Exercise requirements
Return all of the data exactly, with nothing left out but the pictures.

Records to use
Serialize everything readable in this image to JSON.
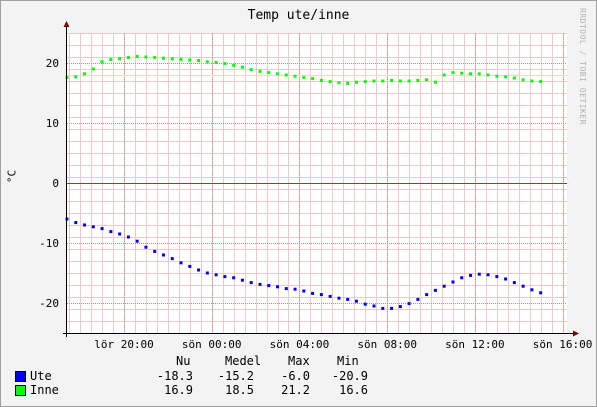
{
  "chart_data": {
    "type": "scatter",
    "title": "Temp ute/inne",
    "ylabel": "°C",
    "watermark": "RRDTOOL / TOBI OETIKER",
    "ylim": [
      -25,
      25
    ],
    "xlim": [
      17.4,
      40.2
    ],
    "y_ticks": [
      {
        "value": 20,
        "label": "20"
      },
      {
        "value": 10,
        "label": "10"
      },
      {
        "value": 0,
        "label": "0"
      },
      {
        "value": -10,
        "label": "-10"
      },
      {
        "value": -20,
        "label": "-20"
      }
    ],
    "x_ticks": [
      {
        "value": 20,
        "label": "lör 20:00"
      },
      {
        "value": 24,
        "label": "sön 00:00"
      },
      {
        "value": 28,
        "label": "sön 04:00"
      },
      {
        "value": 32,
        "label": "sön 08:00"
      },
      {
        "value": 36,
        "label": "sön 12:00"
      },
      {
        "value": 40,
        "label": "sön 16:00"
      }
    ],
    "reference_lines": [
      {
        "value": 18,
        "color": "#ffff00"
      },
      {
        "value": 0,
        "color": "#cc00cc"
      }
    ],
    "grid": true,
    "series": [
      {
        "name": "Ute",
        "color": "#0000ff",
        "points": [
          [
            17.4,
            -6.0
          ],
          [
            17.8,
            -6.6
          ],
          [
            18.2,
            -7.0
          ],
          [
            18.6,
            -7.3
          ],
          [
            19.0,
            -7.6
          ],
          [
            19.4,
            -8.1
          ],
          [
            19.8,
            -8.5
          ],
          [
            20.2,
            -9.0
          ],
          [
            20.6,
            -9.7
          ],
          [
            21.0,
            -10.7
          ],
          [
            21.4,
            -11.4
          ],
          [
            21.8,
            -12.0
          ],
          [
            22.2,
            -12.6
          ],
          [
            22.6,
            -13.3
          ],
          [
            23.0,
            -13.9
          ],
          [
            23.4,
            -14.5
          ],
          [
            23.8,
            -15.0
          ],
          [
            24.2,
            -15.3
          ],
          [
            24.6,
            -15.6
          ],
          [
            25.0,
            -15.8
          ],
          [
            25.4,
            -16.2
          ],
          [
            25.8,
            -16.6
          ],
          [
            26.2,
            -16.9
          ],
          [
            26.6,
            -17.1
          ],
          [
            27.0,
            -17.3
          ],
          [
            27.4,
            -17.6
          ],
          [
            27.8,
            -17.7
          ],
          [
            28.2,
            -18.0
          ],
          [
            28.6,
            -18.4
          ],
          [
            29.0,
            -18.6
          ],
          [
            29.4,
            -18.9
          ],
          [
            29.8,
            -19.2
          ],
          [
            30.2,
            -19.4
          ],
          [
            30.6,
            -19.7
          ],
          [
            31.0,
            -20.2
          ],
          [
            31.4,
            -20.5
          ],
          [
            31.8,
            -20.9
          ],
          [
            32.2,
            -20.9
          ],
          [
            32.6,
            -20.6
          ],
          [
            33.0,
            -20.1
          ],
          [
            33.4,
            -19.4
          ],
          [
            33.8,
            -18.6
          ],
          [
            34.2,
            -17.9
          ],
          [
            34.6,
            -17.2
          ],
          [
            35.0,
            -16.5
          ],
          [
            35.4,
            -15.8
          ],
          [
            35.8,
            -15.4
          ],
          [
            36.2,
            -15.2
          ],
          [
            36.6,
            -15.3
          ],
          [
            37.0,
            -15.6
          ],
          [
            37.4,
            -16.0
          ],
          [
            37.8,
            -16.6
          ],
          [
            38.2,
            -17.2
          ],
          [
            38.6,
            -17.8
          ],
          [
            39.0,
            -18.3
          ]
        ]
      },
      {
        "name": "Inne",
        "color": "#00ff00",
        "points": [
          [
            17.4,
            17.6
          ],
          [
            17.8,
            17.7
          ],
          [
            18.2,
            18.2
          ],
          [
            18.6,
            19.0
          ],
          [
            19.0,
            20.2
          ],
          [
            19.4,
            20.6
          ],
          [
            19.8,
            20.7
          ],
          [
            20.2,
            20.9
          ],
          [
            20.6,
            21.1
          ],
          [
            21.0,
            21.0
          ],
          [
            21.4,
            20.9
          ],
          [
            21.8,
            20.8
          ],
          [
            22.2,
            20.7
          ],
          [
            22.6,
            20.6
          ],
          [
            23.0,
            20.5
          ],
          [
            23.4,
            20.4
          ],
          [
            23.8,
            20.2
          ],
          [
            24.2,
            20.1
          ],
          [
            24.6,
            19.9
          ],
          [
            25.0,
            19.6
          ],
          [
            25.4,
            19.3
          ],
          [
            25.8,
            18.9
          ],
          [
            26.2,
            18.6
          ],
          [
            26.6,
            18.4
          ],
          [
            27.0,
            18.2
          ],
          [
            27.4,
            18.0
          ],
          [
            27.8,
            17.8
          ],
          [
            28.2,
            17.6
          ],
          [
            28.6,
            17.4
          ],
          [
            29.0,
            17.1
          ],
          [
            29.4,
            16.9
          ],
          [
            29.8,
            16.7
          ],
          [
            30.2,
            16.6
          ],
          [
            30.6,
            16.8
          ],
          [
            31.0,
            16.9
          ],
          [
            31.4,
            17.0
          ],
          [
            31.8,
            17.0
          ],
          [
            32.2,
            17.1
          ],
          [
            32.6,
            17.0
          ],
          [
            33.0,
            17.0
          ],
          [
            33.4,
            17.1
          ],
          [
            33.8,
            17.2
          ],
          [
            34.2,
            16.8
          ],
          [
            34.6,
            18.0
          ],
          [
            35.0,
            18.4
          ],
          [
            35.4,
            18.3
          ],
          [
            35.8,
            18.2
          ],
          [
            36.2,
            18.2
          ],
          [
            36.6,
            18.0
          ],
          [
            37.0,
            17.8
          ],
          [
            37.4,
            17.7
          ],
          [
            37.8,
            17.5
          ],
          [
            38.2,
            17.2
          ],
          [
            38.6,
            17.0
          ],
          [
            39.0,
            16.9
          ]
        ]
      }
    ]
  },
  "legend": {
    "headers": [
      "Nu",
      "Medel",
      "Max",
      "Min"
    ],
    "rows": [
      {
        "name": "Ute",
        "color": "#0000ff",
        "values": [
          "-18.3",
          "-15.2",
          "-6.0",
          "-20.9"
        ]
      },
      {
        "name": "Inne",
        "color": "#00ff00",
        "values": [
          "16.9",
          "18.5",
          "21.2",
          "16.6"
        ]
      }
    ]
  }
}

Response
Serialize everything readable in this image to JSON.
{
  "chart_data": {
    "type": "scatter",
    "title": "Temp ute/inne",
    "ylabel": "°C",
    "watermark": "RRDTOOL / TOBI OETIKER",
    "ylim": [
      -25,
      25
    ],
    "xlim": [
      17.4,
      40.2
    ],
    "y_ticks": [
      {
        "value": 20,
        "label": "20"
      },
      {
        "value": 10,
        "label": "10"
      },
      {
        "value": 0,
        "label": "0"
      },
      {
        "value": -10,
        "label": "-10"
      },
      {
        "value": -20,
        "label": "-20"
      }
    ],
    "x_ticks": [
      {
        "value": 20,
        "label": "lör 20:00"
      },
      {
        "value": 24,
        "label": "sön 00:00"
      },
      {
        "value": 28,
        "label": "sön 04:00"
      },
      {
        "value": 32,
        "label": "sön 08:00"
      },
      {
        "value": 36,
        "label": "sön 12:00"
      },
      {
        "value": 40,
        "label": "sön 16:00"
      }
    ],
    "reference_lines": [
      {
        "value": 18,
        "color": "#ffff00"
      },
      {
        "value": 0,
        "color": "#cc00cc"
      }
    ],
    "grid": true,
    "series": [
      {
        "name": "Ute",
        "color": "#0000ff",
        "points": [
          [
            17.4,
            -6.0
          ],
          [
            17.8,
            -6.6
          ],
          [
            18.2,
            -7.0
          ],
          [
            18.6,
            -7.3
          ],
          [
            19.0,
            -7.6
          ],
          [
            19.4,
            -8.1
          ],
          [
            19.8,
            -8.5
          ],
          [
            20.2,
            -9.0
          ],
          [
            20.6,
            -9.7
          ],
          [
            21.0,
            -10.7
          ],
          [
            21.4,
            -11.4
          ],
          [
            21.8,
            -12.0
          ],
          [
            22.2,
            -12.6
          ],
          [
            22.6,
            -13.3
          ],
          [
            23.0,
            -13.9
          ],
          [
            23.4,
            -14.5
          ],
          [
            23.8,
            -15.0
          ],
          [
            24.2,
            -15.3
          ],
          [
            24.6,
            -15.6
          ],
          [
            25.0,
            -15.8
          ],
          [
            25.4,
            -16.2
          ],
          [
            25.8,
            -16.6
          ],
          [
            26.2,
            -16.9
          ],
          [
            26.6,
            -17.1
          ],
          [
            27.0,
            -17.3
          ],
          [
            27.4,
            -17.6
          ],
          [
            27.8,
            -17.7
          ],
          [
            28.2,
            -18.0
          ],
          [
            28.6,
            -18.4
          ],
          [
            29.0,
            -18.6
          ],
          [
            29.4,
            -18.9
          ],
          [
            29.8,
            -19.2
          ],
          [
            30.2,
            -19.4
          ],
          [
            30.6,
            -19.7
          ],
          [
            31.0,
            -20.2
          ],
          [
            31.4,
            -20.5
          ],
          [
            31.8,
            -20.9
          ],
          [
            32.2,
            -20.9
          ],
          [
            32.6,
            -20.6
          ],
          [
            33.0,
            -20.1
          ],
          [
            33.4,
            -19.4
          ],
          [
            33.8,
            -18.6
          ],
          [
            34.2,
            -17.9
          ],
          [
            34.6,
            -17.2
          ],
          [
            35.0,
            -16.5
          ],
          [
            35.4,
            -15.8
          ],
          [
            35.8,
            -15.4
          ],
          [
            36.2,
            -15.2
          ],
          [
            36.6,
            -15.3
          ],
          [
            37.0,
            -15.6
          ],
          [
            37.4,
            -16.0
          ],
          [
            37.8,
            -16.6
          ],
          [
            38.2,
            -17.2
          ],
          [
            38.6,
            -17.8
          ],
          [
            39.0,
            -18.3
          ]
        ]
      },
      {
        "name": "Inne",
        "color": "#00ff00",
        "points": [
          [
            17.4,
            17.6
          ],
          [
            17.8,
            17.7
          ],
          [
            18.2,
            18.2
          ],
          [
            18.6,
            19.0
          ],
          [
            19.0,
            20.2
          ],
          [
            19.4,
            20.6
          ],
          [
            19.8,
            20.7
          ],
          [
            20.2,
            20.9
          ],
          [
            20.6,
            21.1
          ],
          [
            21.0,
            21.0
          ],
          [
            21.4,
            20.9
          ],
          [
            21.8,
            20.8
          ],
          [
            22.2,
            20.7
          ],
          [
            22.6,
            20.6
          ],
          [
            23.0,
            20.5
          ],
          [
            23.4,
            20.4
          ],
          [
            23.8,
            20.2
          ],
          [
            24.2,
            20.1
          ],
          [
            24.6,
            19.9
          ],
          [
            25.0,
            19.6
          ],
          [
            25.4,
            19.3
          ],
          [
            25.8,
            18.9
          ],
          [
            26.2,
            18.6
          ],
          [
            26.6,
            18.4
          ],
          [
            27.0,
            18.2
          ],
          [
            27.4,
            18.0
          ],
          [
            27.8,
            17.8
          ],
          [
            28.2,
            17.6
          ],
          [
            28.6,
            17.4
          ],
          [
            29.0,
            17.1
          ],
          [
            29.4,
            16.9
          ],
          [
            29.8,
            16.7
          ],
          [
            30.2,
            16.6
          ],
          [
            30.6,
            16.8
          ],
          [
            31.0,
            16.9
          ],
          [
            31.4,
            17.0
          ],
          [
            31.8,
            17.0
          ],
          [
            32.2,
            17.1
          ],
          [
            32.6,
            17.0
          ],
          [
            33.0,
            17.0
          ],
          [
            33.4,
            17.1
          ],
          [
            33.8,
            17.2
          ],
          [
            34.2,
            16.8
          ],
          [
            34.6,
            18.0
          ],
          [
            35.0,
            18.4
          ],
          [
            35.4,
            18.3
          ],
          [
            35.8,
            18.2
          ],
          [
            36.2,
            18.2
          ],
          [
            36.6,
            18.0
          ],
          [
            37.0,
            17.8
          ],
          [
            37.4,
            17.7
          ],
          [
            37.8,
            17.5
          ],
          [
            38.2,
            17.2
          ],
          [
            38.6,
            17.0
          ],
          [
            39.0,
            16.9
          ]
        ]
      }
    ]
  },
  "legend": {
    "headers": [
      "Nu",
      "Medel",
      "Max",
      "Min"
    ],
    "rows": [
      {
        "name": "Ute",
        "color": "#0000ff",
        "values": [
          "-18.3",
          "-15.2",
          "-6.0",
          "-20.9"
        ]
      },
      {
        "name": "Inne",
        "color": "#00ff00",
        "values": [
          "16.9",
          "18.5",
          "21.2",
          "16.6"
        ]
      }
    ]
  }
}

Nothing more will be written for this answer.